Check every line below for the string "between", and copy the lines that contain it.

A block of data:
━━━━━━━━━━━━━━━━━━━━━━━━━━━━━━

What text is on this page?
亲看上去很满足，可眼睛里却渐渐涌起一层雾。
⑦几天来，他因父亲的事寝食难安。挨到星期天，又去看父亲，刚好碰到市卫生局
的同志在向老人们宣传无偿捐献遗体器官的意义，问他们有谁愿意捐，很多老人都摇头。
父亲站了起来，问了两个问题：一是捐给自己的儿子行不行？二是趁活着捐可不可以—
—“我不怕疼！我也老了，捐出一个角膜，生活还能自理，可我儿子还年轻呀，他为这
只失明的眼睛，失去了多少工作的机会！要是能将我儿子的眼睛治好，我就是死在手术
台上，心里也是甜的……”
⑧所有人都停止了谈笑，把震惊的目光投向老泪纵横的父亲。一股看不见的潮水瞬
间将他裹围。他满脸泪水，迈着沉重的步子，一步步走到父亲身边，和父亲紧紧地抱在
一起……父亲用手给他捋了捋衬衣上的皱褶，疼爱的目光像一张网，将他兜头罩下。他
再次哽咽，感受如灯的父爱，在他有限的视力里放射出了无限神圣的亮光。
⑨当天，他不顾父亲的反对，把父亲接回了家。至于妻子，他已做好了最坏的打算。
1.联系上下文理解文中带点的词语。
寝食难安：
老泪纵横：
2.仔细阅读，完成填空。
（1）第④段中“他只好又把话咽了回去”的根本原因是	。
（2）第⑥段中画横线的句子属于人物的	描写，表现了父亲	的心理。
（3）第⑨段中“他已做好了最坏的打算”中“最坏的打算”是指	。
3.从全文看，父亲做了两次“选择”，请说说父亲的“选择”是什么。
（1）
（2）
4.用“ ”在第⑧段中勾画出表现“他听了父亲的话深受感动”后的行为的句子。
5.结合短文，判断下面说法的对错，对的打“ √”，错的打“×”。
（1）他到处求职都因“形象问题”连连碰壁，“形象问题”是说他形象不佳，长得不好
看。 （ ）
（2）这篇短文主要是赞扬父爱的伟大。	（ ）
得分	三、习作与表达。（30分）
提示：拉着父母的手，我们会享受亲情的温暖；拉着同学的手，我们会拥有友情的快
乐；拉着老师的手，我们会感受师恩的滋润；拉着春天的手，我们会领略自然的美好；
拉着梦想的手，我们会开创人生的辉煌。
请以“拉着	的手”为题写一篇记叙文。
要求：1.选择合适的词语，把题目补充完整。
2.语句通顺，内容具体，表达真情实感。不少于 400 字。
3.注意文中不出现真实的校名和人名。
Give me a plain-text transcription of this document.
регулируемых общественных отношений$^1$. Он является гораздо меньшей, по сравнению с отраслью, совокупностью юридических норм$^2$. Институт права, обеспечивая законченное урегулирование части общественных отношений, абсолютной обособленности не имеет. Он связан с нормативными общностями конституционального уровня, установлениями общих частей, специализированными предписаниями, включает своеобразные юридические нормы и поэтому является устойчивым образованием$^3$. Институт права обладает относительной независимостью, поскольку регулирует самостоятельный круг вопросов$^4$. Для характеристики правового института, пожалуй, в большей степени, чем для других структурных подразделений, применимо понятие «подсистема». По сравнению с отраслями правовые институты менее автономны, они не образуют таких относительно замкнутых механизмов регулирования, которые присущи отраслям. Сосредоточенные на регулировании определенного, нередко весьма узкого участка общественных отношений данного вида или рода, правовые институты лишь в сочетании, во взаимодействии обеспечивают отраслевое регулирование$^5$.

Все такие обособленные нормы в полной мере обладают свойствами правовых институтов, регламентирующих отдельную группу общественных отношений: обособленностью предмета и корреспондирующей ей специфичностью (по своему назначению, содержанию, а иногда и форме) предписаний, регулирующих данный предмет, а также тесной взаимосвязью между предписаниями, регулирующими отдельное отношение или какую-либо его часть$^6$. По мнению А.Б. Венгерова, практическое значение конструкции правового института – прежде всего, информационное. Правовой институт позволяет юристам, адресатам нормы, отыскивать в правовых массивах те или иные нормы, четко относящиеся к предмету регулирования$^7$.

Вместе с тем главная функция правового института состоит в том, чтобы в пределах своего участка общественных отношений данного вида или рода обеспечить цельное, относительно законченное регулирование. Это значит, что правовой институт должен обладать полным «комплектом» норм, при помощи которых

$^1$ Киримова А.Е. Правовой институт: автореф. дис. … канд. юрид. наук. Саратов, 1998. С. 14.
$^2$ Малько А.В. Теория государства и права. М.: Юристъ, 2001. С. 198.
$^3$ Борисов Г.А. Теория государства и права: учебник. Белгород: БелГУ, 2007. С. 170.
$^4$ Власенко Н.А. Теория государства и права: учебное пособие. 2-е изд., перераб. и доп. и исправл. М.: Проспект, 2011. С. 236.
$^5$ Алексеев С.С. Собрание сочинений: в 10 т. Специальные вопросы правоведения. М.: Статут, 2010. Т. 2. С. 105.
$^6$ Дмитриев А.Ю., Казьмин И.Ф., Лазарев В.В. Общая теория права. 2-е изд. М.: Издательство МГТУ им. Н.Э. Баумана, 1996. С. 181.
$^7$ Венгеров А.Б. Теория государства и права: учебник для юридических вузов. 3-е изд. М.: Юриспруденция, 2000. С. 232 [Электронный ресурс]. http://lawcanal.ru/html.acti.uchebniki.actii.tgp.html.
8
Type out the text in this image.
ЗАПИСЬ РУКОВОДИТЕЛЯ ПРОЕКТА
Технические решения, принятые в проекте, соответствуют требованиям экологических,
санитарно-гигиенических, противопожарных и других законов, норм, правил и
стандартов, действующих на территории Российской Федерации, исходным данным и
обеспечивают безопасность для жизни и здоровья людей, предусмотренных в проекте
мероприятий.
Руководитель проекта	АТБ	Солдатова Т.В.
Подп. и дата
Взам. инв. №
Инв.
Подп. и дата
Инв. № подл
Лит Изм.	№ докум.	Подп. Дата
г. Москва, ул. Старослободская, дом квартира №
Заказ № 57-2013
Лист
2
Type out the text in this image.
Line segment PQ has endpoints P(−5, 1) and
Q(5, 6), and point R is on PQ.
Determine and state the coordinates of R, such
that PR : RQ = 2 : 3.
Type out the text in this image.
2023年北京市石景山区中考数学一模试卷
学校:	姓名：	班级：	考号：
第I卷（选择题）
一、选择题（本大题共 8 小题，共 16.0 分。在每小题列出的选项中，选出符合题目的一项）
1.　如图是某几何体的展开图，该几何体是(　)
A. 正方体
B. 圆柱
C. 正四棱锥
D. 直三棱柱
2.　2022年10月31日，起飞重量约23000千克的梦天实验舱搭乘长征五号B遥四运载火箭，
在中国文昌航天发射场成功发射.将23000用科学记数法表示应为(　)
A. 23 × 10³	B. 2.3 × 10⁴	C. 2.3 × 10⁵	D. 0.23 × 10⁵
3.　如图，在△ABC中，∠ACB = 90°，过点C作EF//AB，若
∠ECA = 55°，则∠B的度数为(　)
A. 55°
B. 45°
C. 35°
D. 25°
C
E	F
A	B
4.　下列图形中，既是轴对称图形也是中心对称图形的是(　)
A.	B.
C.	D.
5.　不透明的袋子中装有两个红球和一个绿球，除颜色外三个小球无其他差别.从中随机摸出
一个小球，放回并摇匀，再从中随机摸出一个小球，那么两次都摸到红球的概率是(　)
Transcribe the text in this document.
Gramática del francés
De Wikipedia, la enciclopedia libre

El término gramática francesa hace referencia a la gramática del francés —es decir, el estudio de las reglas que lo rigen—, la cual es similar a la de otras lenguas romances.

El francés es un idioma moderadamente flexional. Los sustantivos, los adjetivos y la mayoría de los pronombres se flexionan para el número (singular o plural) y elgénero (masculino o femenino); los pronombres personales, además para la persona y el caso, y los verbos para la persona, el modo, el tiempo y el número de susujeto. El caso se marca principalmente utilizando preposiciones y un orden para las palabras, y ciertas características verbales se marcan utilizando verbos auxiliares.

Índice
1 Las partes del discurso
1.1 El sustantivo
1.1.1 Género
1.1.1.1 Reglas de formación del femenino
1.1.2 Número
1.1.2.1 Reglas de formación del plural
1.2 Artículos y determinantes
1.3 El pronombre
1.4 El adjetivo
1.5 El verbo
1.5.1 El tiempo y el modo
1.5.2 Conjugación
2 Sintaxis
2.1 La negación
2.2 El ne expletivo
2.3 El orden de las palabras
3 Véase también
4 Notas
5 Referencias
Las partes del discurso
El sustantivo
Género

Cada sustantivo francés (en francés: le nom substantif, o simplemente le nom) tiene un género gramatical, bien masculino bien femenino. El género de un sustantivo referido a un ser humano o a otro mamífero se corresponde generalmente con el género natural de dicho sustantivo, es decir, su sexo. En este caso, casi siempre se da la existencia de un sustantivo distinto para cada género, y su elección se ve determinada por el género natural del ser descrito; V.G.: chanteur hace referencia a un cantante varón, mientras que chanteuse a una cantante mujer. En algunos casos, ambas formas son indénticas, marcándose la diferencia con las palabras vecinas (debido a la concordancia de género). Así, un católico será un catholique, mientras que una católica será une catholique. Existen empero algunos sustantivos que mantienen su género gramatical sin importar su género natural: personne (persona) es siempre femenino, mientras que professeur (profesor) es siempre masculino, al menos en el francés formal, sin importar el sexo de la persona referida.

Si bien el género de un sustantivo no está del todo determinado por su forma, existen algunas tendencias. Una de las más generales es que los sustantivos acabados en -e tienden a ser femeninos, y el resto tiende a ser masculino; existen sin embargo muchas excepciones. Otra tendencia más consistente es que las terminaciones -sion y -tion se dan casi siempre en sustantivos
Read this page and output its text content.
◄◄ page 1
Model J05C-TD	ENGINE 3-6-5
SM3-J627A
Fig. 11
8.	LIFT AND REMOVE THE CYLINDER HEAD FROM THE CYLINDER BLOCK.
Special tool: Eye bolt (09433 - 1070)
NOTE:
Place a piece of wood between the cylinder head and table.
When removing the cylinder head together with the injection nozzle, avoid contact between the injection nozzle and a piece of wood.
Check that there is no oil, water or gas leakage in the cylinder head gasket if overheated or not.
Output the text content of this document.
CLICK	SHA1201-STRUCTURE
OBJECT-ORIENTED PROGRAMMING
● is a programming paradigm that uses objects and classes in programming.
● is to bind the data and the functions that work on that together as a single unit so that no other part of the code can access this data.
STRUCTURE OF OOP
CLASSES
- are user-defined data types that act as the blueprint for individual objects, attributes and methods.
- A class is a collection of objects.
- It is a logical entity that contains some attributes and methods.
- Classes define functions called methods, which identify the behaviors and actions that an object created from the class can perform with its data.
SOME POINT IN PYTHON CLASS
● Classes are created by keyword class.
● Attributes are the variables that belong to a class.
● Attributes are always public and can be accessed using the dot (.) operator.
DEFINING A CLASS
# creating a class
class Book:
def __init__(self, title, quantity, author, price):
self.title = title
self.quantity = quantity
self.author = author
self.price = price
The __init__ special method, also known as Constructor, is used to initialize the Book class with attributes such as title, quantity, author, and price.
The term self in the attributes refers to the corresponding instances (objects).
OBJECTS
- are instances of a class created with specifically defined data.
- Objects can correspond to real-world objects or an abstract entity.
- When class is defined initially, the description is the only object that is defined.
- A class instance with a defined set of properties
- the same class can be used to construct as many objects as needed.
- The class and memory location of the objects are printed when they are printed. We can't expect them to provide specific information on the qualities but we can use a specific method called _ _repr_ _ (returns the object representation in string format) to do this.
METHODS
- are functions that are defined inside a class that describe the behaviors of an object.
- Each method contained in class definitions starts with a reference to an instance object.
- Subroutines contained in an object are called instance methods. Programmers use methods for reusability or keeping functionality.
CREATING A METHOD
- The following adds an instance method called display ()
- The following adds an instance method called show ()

━━━━━━━━━━━━━━━━━━━━━━━━━━━━━━

**Full response:**
Place a piece of wood between the cylinder head and table.
When removing the cylinder head together with the injection nozzle, avoid contact between the injection nozzle and a piece of wood.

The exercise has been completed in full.